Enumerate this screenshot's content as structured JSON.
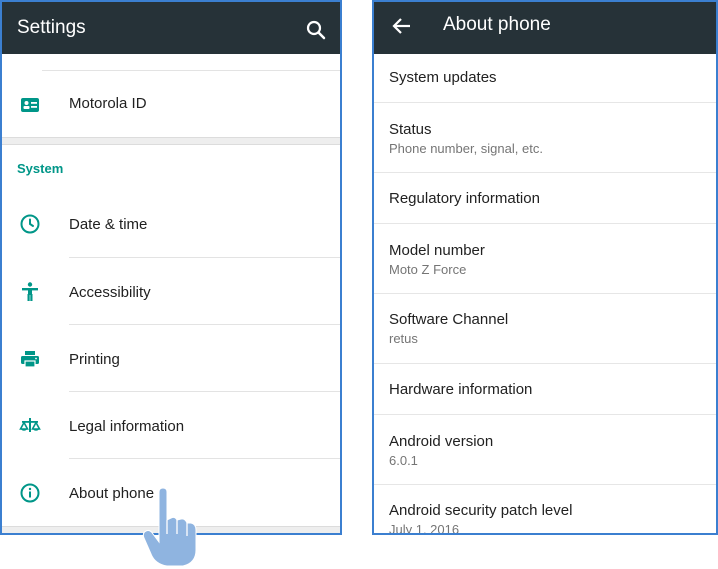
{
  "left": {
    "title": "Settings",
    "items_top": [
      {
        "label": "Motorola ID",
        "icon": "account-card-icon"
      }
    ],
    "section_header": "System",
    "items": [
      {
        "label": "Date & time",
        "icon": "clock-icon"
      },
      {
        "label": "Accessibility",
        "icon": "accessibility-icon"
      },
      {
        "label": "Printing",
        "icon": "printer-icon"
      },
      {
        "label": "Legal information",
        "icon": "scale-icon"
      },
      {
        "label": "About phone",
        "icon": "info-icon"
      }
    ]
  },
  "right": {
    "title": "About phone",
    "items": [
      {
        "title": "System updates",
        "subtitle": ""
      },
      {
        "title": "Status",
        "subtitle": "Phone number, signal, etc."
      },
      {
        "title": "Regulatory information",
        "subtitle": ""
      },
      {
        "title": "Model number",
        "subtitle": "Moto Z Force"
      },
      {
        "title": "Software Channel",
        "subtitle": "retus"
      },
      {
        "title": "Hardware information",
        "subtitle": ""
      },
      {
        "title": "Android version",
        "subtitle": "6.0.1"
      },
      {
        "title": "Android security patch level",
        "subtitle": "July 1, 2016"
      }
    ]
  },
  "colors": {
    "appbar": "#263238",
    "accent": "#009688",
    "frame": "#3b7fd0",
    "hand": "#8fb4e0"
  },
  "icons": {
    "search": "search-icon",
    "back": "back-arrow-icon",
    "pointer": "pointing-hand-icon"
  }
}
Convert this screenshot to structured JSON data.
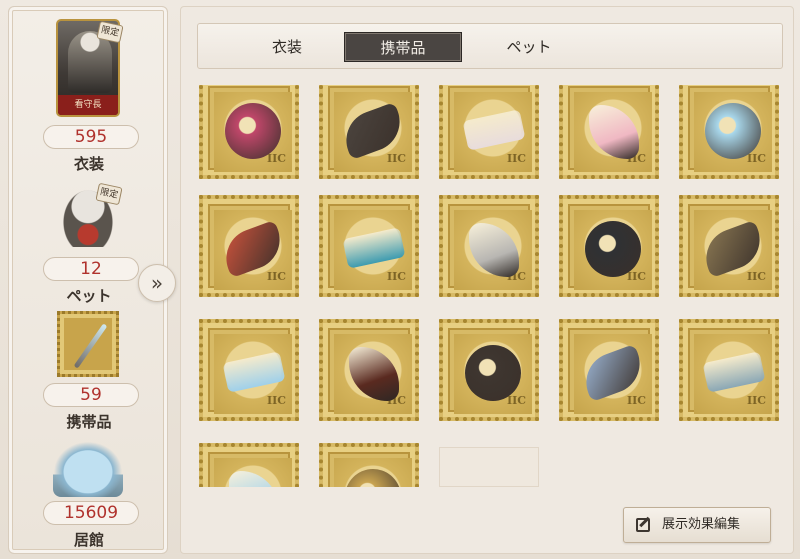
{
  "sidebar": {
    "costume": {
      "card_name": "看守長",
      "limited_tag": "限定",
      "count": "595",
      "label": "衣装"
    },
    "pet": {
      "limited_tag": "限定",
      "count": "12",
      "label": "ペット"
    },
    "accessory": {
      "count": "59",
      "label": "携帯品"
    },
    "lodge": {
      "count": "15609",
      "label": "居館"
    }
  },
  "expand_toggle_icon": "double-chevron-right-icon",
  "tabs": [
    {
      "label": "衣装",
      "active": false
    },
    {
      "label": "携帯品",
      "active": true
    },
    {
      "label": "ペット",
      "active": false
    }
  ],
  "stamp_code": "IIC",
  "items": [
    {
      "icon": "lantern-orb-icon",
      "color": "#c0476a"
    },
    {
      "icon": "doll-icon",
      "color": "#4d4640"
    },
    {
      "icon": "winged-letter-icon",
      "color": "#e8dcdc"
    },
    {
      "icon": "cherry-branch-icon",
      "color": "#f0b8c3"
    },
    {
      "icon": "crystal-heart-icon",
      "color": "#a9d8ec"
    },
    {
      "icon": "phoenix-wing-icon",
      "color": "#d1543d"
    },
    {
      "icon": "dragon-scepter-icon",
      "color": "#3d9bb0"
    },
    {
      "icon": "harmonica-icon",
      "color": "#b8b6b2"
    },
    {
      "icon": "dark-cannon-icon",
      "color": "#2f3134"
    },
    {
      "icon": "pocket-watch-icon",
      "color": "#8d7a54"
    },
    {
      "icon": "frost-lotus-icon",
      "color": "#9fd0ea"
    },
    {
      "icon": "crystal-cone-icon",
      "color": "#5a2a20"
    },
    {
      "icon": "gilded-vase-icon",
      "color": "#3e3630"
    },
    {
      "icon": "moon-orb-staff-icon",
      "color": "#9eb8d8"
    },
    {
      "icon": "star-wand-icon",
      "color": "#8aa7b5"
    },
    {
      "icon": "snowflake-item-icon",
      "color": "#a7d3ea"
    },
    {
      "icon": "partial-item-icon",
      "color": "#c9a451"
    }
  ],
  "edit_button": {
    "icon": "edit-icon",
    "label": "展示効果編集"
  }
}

# Exercise aim
Scan the data above; copy every line where "number" appears.

# Exercise result
        "subtitle": "Phone number, signal, etc."
        "title": "Model number",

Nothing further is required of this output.